=== Description of the task ===
Your task is to extract every line from the material below exactly.
"""
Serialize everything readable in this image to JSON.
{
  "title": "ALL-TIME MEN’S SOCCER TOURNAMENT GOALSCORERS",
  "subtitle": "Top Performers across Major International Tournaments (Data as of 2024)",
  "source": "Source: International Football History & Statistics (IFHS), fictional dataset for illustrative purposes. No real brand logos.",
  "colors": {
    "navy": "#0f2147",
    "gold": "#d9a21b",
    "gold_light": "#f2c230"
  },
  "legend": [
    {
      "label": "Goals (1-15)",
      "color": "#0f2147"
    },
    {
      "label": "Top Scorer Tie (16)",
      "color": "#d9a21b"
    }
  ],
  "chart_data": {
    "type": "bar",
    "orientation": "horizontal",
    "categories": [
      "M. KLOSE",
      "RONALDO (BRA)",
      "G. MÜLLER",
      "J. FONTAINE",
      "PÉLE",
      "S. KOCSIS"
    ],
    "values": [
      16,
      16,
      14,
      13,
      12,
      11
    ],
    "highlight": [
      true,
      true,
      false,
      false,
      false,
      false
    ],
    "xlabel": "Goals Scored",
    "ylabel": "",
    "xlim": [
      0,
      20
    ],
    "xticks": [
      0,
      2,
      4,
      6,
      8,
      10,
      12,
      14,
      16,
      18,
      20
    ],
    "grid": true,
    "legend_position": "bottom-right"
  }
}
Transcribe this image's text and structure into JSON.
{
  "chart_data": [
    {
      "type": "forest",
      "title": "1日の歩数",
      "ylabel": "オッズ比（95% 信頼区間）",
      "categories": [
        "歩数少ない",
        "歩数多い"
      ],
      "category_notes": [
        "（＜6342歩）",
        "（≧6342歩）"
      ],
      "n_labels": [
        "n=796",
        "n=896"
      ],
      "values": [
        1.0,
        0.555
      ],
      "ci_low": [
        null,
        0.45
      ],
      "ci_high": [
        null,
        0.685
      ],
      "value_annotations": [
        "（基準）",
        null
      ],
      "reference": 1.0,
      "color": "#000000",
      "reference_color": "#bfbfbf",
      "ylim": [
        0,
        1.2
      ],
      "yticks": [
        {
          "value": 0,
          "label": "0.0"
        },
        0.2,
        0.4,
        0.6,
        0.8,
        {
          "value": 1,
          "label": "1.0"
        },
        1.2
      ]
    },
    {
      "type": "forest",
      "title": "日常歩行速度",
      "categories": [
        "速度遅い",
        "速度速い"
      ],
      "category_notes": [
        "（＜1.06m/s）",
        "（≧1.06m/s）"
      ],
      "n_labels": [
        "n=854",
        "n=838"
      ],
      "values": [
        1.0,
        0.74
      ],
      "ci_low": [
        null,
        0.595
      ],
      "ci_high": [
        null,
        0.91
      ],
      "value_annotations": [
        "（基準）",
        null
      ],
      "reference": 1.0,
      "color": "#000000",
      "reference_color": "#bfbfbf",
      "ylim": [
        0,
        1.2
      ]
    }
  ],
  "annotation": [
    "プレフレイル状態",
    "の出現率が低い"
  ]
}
"""
=== Response to the exercise ===
Serialize everything readable in this image to JSON.
{
  "title": "ALL-TIME MEN’S SOCCER TOURNAMENT GOALSCORERS",
  "subtitle": "Top Performers across Major International Tournaments (Data as of 2024)",
  "source": "Source: International Football History & Statistics (IFHS), fictional dataset for illustrative purposes. No real brand logos.",
  "colors": {
    "navy": "#0f2147",
    "gold": "#d9a21b",
    "gold_light": "#f2c230"
  },
  "legend": [
    {
      "label": "Goals (1-15)",
      "color": "#0f2147"
    },
    {
      "label": "Top Scorer Tie (16)",
      "color": "#d9a21b"
    }
  ],
  "chart_data": {
    "type": "bar",
    "orientation": "horizontal",
    "categories": [
      "M. KLOSE",
      "RONALDO (BRA)",
      "G. MÜLLER",
      "J. FONTAINE",
      "PÉLE",
      "S. KOCSIS"
    ],
    "values": [
      16,
      16,
      14,
      13,
      12,
      11
    ],
    "highlight": [
      true,
      true,
      false,
      false,
      false,
      false
    ],
    "xlabel": "Goals Scored",
    "ylabel": "",
    "xlim": [
      0,
      20
    ],
    "xticks": [
      0,
      2,
      4,
      6,
      8,
      10,
      12,
      14,
      16,
      18,
      20
    ],
    "grid": true,
    "legend_position": "bottom-right"
  }
}
Transcribe this image's text and structure into JSON.
{
  "chart_data": [
    {
      "type": "forest",
      "title": "1日の歩数",
      "ylabel": "オッズ比（95% 信頼区間）",
      "categories": [
        "歩数少ない",
        "歩数多い"
      ],
      "category_notes": [
        "（＜6342歩）",
        "（≧6342歩）"
      ],
      "n_labels": [
        "n=796",
        "n=896"
      ],
      "values": [
        1.0,
        0.555
      ],
      "ci_low": [
        null,
        0.45
      ],
      "ci_high": [
        null,
        0.685
      ],
      "value_annotations": [
        "（基準）",
        null
      ],
      "reference": 1.0,
      "color": "#000000",
      "reference_color": "#bfbfbf",
      "ylim": [
        0,
        1.2
      ],
      "yticks": [
        {
          "value": 0,
          "label": "0.0"
        },
        0.2,
        0.4,
        0.6,
        0.8,
        {
          "value": 1,
          "label": "1.0"
        },
        1.2
      ]
    },
    {
      "type": "forest",
      "title": "日常歩行速度",
      "categories": [
        "速度遅い",
        "速度速い"
      ],
      "category_notes": [
        "（＜1.06m/s）",
        "（≧1.06m/s）"
      ],
      "n_labels": [
        "n=854",
        "n=838"
      ],
      "values": [
        1.0,
        0.74
      ],
      "ci_low": [
        null,
        0.595
      ],
      "ci_high": [
        null,
        0.91
      ],
      "value_annotations": [
        "（基準）",
        null
      ],
      "reference": 1.0,
      "color": "#000000",
      "reference_color": "#bfbfbf",
      "ylim": [
        0,
        1.2
      ]
    }
  ],
  "annotation": [
    "プレフレイル状態",
    "の出現率が低い"
  ]
}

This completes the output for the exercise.